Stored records
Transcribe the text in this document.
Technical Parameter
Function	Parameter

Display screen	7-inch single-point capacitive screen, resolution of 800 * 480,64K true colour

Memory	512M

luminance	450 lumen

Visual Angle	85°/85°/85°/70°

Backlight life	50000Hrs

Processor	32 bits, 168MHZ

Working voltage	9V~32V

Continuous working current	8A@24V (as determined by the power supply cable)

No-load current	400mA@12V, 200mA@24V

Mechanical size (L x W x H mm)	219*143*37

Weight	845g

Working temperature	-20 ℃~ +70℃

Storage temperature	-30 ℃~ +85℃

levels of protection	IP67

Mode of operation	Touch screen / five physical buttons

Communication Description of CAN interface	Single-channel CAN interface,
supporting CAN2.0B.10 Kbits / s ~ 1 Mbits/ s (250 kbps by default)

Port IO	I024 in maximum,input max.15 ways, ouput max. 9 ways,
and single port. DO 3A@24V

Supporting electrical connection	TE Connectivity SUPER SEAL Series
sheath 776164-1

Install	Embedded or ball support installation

==

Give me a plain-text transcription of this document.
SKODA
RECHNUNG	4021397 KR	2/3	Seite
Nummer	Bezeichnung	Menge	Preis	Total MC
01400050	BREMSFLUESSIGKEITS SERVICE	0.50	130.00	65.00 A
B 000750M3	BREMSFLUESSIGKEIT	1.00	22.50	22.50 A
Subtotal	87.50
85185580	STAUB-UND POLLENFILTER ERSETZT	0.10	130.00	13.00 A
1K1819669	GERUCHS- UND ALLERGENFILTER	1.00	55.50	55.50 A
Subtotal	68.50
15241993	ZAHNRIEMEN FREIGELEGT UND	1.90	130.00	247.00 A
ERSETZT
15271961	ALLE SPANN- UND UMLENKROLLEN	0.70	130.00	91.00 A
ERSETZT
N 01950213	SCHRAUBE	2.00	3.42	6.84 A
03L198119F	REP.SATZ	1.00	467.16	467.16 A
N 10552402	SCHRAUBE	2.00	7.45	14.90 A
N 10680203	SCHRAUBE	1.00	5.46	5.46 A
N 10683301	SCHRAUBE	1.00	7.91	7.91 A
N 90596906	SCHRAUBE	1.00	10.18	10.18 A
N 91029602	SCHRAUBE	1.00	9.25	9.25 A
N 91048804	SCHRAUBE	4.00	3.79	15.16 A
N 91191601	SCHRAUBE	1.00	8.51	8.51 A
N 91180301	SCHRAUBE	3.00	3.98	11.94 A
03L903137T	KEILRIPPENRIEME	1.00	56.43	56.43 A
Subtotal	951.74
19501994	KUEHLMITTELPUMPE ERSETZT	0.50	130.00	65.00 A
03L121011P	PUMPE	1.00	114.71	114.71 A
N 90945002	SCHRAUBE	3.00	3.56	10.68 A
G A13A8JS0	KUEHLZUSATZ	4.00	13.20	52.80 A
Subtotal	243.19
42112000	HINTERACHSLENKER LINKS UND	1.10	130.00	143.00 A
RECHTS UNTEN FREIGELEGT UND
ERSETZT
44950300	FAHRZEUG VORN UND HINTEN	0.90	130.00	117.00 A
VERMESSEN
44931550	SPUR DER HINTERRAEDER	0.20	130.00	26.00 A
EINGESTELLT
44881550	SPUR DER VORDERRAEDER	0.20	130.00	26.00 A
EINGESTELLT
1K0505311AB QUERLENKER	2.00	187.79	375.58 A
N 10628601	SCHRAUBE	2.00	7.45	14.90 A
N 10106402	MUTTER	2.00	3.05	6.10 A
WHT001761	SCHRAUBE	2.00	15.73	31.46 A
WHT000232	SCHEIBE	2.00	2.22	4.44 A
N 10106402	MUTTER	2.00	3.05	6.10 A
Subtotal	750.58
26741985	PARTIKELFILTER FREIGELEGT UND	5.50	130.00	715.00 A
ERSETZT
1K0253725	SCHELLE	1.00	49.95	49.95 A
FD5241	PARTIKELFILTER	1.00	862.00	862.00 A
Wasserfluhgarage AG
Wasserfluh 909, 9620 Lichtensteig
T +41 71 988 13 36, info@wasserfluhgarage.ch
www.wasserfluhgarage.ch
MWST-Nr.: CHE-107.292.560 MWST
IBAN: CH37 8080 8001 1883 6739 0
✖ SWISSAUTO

Required task
Pull every line containing "PARTIKELFILTER" out of the data above.

Result of this exercise
26741985	PARTIKELFILTER FREIGELEGT UND	5.50	130.00	715.00 A
FD5241	PARTIKELFILTER	1.00	862.00	862.00 A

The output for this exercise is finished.